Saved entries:
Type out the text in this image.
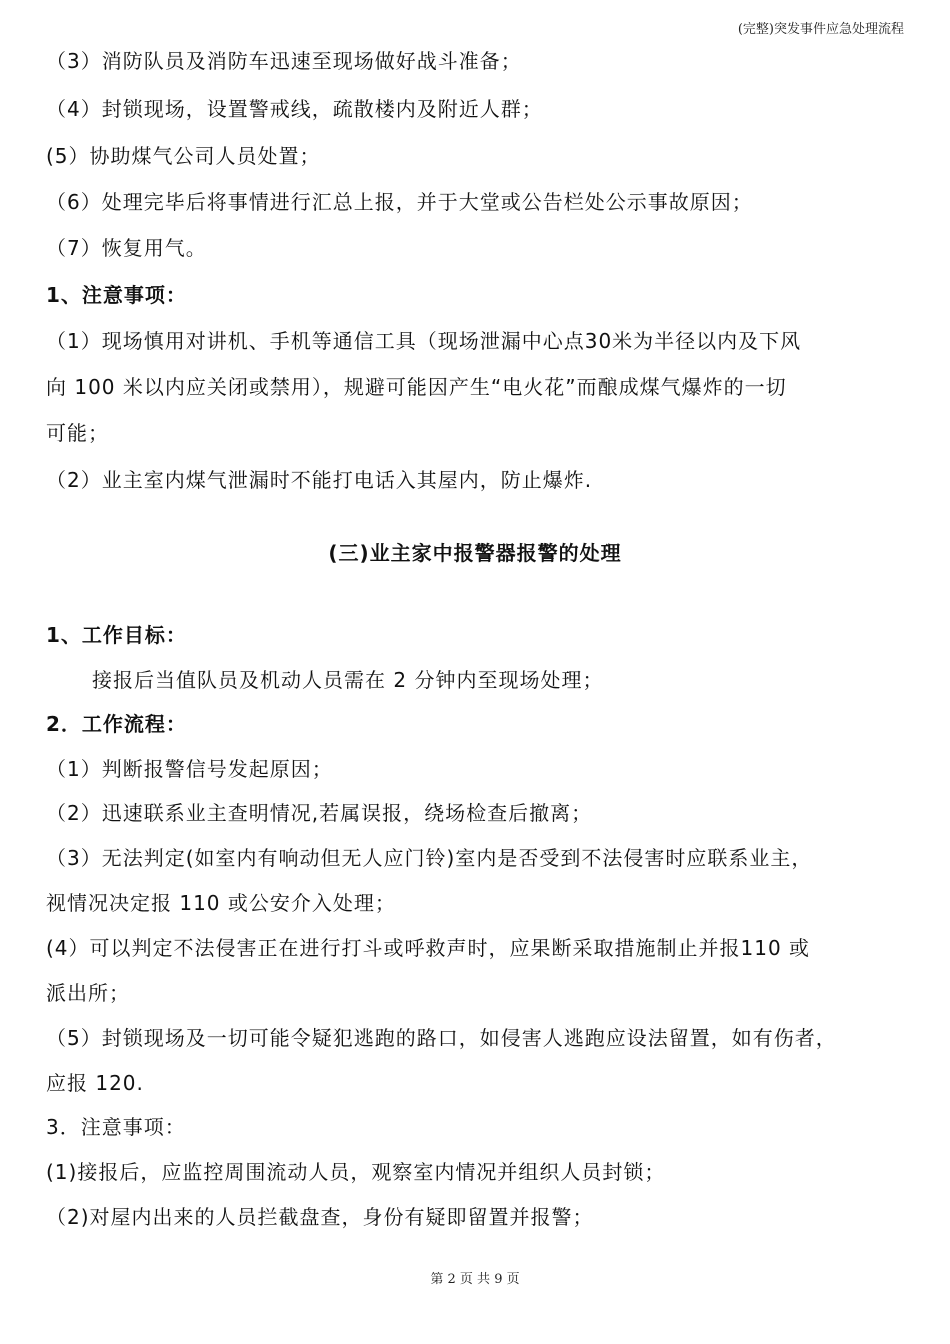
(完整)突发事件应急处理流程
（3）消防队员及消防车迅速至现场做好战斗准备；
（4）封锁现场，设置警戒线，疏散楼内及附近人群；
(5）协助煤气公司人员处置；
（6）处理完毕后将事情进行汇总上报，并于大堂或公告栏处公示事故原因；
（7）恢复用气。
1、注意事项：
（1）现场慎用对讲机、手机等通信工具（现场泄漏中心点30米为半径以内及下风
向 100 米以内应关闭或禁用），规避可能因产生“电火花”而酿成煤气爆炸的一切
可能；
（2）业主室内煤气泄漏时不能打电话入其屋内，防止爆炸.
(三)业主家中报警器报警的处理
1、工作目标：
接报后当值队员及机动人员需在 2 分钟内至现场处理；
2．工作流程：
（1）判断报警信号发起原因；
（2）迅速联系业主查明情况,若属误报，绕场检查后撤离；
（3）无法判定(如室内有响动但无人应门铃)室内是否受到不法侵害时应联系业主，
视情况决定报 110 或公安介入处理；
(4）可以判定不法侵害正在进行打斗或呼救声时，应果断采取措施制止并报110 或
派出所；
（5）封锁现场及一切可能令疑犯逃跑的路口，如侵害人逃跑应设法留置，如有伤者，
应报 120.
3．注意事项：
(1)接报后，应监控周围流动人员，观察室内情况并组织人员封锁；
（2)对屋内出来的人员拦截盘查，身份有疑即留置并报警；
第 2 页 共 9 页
==
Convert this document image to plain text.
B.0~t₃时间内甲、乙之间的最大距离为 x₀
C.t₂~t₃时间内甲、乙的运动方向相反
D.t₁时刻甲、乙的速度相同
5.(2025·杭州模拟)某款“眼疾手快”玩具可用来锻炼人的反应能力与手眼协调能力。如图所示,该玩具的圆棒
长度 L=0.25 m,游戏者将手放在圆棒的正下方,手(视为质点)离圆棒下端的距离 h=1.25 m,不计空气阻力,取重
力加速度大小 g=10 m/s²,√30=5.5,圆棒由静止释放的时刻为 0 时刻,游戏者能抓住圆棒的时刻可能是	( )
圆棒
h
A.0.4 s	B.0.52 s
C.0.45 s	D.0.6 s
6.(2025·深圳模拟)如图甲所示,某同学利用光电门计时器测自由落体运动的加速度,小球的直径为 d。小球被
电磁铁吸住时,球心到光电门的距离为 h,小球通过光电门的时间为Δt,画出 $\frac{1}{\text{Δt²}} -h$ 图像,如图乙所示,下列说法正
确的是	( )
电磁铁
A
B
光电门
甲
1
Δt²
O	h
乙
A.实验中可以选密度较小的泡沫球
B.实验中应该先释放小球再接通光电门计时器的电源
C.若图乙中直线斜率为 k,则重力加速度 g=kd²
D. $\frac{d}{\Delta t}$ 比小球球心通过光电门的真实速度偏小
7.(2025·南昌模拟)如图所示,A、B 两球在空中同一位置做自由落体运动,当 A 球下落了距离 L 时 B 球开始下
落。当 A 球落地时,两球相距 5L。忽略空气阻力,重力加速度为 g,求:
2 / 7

**Directive**. From the listing above, return each line with the word "image".

**Result of the exercise**.
Type out the text in this image.
Convert this document image to plain text.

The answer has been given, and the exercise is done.